▸ Extract provided:
The past week has been really interesting, since I have had the chance to talk to a lot of people who are now going to start doing some team building within their organizations. Normally, my conversations are generally with consultants and trainers who have been doing these kinds of things and are looking for some new tools and approaches. Many of those conversations were with the, “been there and done that” crowd who were simply looking for some new and better tools.

But this seems to be a new group, rookies in the organizational collaboration and team building arena who have the chance to get things started right. And THAT is really neat!

(Has it really been that long since the average organization has conducted any team building events? Really?)

So, we have been discussing doing team building events with managers and staff and working with slightly larger groups than a training class.Scott Simmerman, wearing his Coaching Hat and preparing for Lost Dutchman

And I have been able to put my Coaching Hat on, and my Event Planner Hat, and offer up some ideas for optimizing impacts. Three of these contacts were going to run large groups (250, 100-200-500 and 1,100 (really!) and I shared some of my learned Best Practices for maximizing impact.

Basically, that approach involves getting all the Most Senior Managers into one room for 3/4 of a day. The session starts with a normal delivery of The Search for The Lost Dutchman’s Gold Mine, debriefed along the normal lines of collaboration and teamwork and planning. But then, the debriefing shifts to asking about the kinds of behaviors they would like to see from the people at the large event. That is always interesting, and the focus is on the shared mission and vision and generating alignment to goals, objectives and expectations.

Then, we TRAIN this group of Most Senior Managers to be able to support the delivery of the exercise. This group serves as the Provisioners and the Co-Expedition Leaders, operating in the environment where, “The Goal is to mine as much gold as we can.”  Oops — that should read “WE.”

The exercise is about getting help along with information and on collaborating and sharing information and resources to optimize results. But what these leaders see are people choosing NOT to get available planning information, to compete rather than collaborate among tabletops and to choose to not get help from the leaders who are there to help!

By having these real Senior Managers in this game delivery role, it is a great learning lesson on how to implement change and support high performance. One cannot simply TALK about it, they have to behave consistently and congruently. While a few of the teams will have precisely what they need to perform at a high level, those same teams will often choose NOT to collaborate, to thus “win” the game at the cost of negatively impacting overall organizational results.

Anyway, it is really neat to see these kinds of large events start happening again, since they can be powerful events to engage people in change and improvement and to lead them out of the current “engagement doldrums” that we seem to find ourselves.

Have some FUN out there yourself!

▸ Set of tasks:
1. From the team-building post, write out the passage starting with "And I have been" and going on through "for maximizing impact.".
2. Please condense the paragraph in the team-building post that begins "Basically, that approach involves" into a short bulleted list that keeps its main facts.

▸ Spatial annotation records:
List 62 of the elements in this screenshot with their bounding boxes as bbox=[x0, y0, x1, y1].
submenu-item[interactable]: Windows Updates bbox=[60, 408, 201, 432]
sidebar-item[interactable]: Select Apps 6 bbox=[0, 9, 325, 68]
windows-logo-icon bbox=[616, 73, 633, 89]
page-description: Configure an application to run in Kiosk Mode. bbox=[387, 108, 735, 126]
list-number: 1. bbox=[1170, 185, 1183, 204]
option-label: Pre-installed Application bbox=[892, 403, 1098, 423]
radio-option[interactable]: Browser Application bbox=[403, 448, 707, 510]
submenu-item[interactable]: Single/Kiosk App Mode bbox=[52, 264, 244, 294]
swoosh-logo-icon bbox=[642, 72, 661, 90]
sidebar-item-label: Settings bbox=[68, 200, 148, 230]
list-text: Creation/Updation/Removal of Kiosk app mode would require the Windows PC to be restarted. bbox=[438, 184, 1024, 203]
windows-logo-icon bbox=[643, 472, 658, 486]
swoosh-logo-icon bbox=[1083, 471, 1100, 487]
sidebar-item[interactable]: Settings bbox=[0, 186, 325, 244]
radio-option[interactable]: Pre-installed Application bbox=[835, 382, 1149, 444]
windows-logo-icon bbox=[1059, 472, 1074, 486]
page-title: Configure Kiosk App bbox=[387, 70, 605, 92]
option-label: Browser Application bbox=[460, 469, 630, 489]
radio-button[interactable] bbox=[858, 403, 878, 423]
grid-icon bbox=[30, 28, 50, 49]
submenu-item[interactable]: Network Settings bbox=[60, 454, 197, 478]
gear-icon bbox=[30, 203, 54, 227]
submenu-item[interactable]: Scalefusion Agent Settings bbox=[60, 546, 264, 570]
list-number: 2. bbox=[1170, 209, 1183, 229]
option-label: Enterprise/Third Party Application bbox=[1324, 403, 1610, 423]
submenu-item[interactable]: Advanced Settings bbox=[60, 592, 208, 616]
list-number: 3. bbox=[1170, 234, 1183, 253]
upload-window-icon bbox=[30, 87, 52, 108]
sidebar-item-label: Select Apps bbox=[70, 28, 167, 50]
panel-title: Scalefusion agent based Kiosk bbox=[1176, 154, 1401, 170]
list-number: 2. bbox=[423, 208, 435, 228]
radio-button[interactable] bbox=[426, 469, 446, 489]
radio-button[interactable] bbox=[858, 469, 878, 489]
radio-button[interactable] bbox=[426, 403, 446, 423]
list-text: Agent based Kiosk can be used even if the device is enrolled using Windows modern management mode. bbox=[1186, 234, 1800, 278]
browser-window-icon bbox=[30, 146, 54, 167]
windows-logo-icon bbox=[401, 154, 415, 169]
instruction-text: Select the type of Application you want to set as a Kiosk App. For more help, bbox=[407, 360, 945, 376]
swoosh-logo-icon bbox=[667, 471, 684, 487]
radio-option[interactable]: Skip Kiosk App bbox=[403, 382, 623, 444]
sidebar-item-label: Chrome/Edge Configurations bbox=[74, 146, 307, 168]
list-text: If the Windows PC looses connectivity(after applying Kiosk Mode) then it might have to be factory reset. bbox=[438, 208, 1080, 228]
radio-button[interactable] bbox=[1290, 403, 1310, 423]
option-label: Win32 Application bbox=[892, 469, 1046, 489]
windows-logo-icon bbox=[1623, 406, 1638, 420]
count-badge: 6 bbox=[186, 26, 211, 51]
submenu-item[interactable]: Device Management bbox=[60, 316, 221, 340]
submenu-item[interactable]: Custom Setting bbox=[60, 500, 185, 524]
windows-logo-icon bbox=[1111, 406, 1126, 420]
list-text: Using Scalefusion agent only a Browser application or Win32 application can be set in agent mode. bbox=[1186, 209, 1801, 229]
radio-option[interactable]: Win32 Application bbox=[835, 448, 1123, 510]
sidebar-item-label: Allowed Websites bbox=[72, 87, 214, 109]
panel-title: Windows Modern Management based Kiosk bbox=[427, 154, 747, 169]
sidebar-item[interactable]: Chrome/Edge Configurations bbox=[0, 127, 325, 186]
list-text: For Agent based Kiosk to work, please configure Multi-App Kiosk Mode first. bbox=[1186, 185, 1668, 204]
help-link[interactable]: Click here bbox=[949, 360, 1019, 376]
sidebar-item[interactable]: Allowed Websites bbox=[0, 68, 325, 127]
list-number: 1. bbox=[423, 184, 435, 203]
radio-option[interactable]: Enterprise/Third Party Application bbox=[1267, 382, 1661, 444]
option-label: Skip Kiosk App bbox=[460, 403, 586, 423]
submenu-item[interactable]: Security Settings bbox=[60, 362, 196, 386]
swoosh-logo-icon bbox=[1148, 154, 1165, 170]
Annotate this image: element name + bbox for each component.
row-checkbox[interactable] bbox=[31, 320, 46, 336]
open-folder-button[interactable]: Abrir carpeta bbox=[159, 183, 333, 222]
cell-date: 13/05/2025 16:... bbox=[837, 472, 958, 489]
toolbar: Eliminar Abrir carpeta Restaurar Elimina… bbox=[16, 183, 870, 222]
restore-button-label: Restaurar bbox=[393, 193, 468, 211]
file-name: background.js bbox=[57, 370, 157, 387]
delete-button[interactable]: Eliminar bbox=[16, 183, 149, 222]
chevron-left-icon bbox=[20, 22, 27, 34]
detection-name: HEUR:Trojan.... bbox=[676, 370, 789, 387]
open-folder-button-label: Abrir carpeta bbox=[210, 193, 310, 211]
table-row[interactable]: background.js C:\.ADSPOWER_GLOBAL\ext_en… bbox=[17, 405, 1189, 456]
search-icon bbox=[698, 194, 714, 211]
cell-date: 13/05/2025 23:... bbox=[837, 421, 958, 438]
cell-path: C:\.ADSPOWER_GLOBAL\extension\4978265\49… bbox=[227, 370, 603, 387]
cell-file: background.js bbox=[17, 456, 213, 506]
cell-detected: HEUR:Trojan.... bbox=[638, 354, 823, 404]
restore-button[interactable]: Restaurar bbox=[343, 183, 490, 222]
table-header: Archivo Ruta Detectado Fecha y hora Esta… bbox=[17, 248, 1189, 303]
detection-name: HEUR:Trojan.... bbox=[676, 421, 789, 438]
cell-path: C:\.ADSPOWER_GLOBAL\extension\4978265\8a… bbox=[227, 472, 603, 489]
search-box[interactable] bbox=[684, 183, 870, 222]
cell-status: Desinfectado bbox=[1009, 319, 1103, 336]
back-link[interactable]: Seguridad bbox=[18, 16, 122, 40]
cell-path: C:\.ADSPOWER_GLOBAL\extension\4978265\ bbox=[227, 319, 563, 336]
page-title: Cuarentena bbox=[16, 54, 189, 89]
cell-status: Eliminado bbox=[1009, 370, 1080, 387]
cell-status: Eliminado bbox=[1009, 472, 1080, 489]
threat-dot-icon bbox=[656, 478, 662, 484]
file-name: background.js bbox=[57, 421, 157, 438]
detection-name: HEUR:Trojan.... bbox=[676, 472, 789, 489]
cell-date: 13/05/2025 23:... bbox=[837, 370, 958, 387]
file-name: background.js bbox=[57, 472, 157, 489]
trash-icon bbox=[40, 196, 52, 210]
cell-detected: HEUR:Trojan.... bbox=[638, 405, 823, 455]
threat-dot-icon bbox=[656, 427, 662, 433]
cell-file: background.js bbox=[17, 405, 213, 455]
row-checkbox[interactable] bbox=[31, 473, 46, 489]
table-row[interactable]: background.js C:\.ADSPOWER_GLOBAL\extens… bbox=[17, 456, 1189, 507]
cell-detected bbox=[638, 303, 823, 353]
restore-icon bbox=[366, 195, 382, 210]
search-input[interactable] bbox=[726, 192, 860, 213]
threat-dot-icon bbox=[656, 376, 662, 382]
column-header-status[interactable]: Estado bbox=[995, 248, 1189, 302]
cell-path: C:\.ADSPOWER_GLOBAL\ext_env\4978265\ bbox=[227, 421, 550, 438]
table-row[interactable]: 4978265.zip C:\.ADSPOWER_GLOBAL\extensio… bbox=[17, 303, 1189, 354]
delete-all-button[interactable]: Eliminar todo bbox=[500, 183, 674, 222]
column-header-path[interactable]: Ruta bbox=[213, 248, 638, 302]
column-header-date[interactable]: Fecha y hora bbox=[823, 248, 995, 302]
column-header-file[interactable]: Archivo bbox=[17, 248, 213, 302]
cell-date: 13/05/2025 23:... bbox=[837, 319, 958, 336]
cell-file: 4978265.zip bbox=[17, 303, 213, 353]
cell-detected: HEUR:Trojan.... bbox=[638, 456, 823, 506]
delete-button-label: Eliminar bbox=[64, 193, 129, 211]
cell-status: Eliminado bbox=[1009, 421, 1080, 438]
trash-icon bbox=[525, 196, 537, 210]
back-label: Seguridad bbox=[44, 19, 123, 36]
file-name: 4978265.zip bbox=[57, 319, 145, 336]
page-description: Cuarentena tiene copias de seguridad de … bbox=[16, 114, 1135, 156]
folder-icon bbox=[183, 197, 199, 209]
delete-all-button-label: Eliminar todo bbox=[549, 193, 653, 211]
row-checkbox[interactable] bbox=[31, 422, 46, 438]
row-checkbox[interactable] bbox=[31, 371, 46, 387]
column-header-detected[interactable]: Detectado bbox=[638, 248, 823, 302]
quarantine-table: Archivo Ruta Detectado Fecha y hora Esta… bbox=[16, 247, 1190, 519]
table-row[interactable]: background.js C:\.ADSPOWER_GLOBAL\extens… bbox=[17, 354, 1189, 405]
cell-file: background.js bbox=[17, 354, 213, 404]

▸ Answers for this exercise:
1.
And I have been able to put my Coaching Hat on, and my Event Planner Hat, and offer up some ideas for optimizing impacts. Three of these contacts were going to run large groups (250, 100-200-500 and 1,100 (really!) and I shared some of my learned Best Practices for maximizing impact.

2.
- All the Most Senior Managers meet in one room for three-quarters of a day.
- The session begins with a normal delivery of The Search for The Lost Dutchman's Gold Mine, debriefed on collaboration, teamwork and planning.
- The debriefing then shifts to the behaviors they would like to see from the people at the large event.
- The focus is on the shared mission and vision and on generating alignment to goals, objectives and expectations.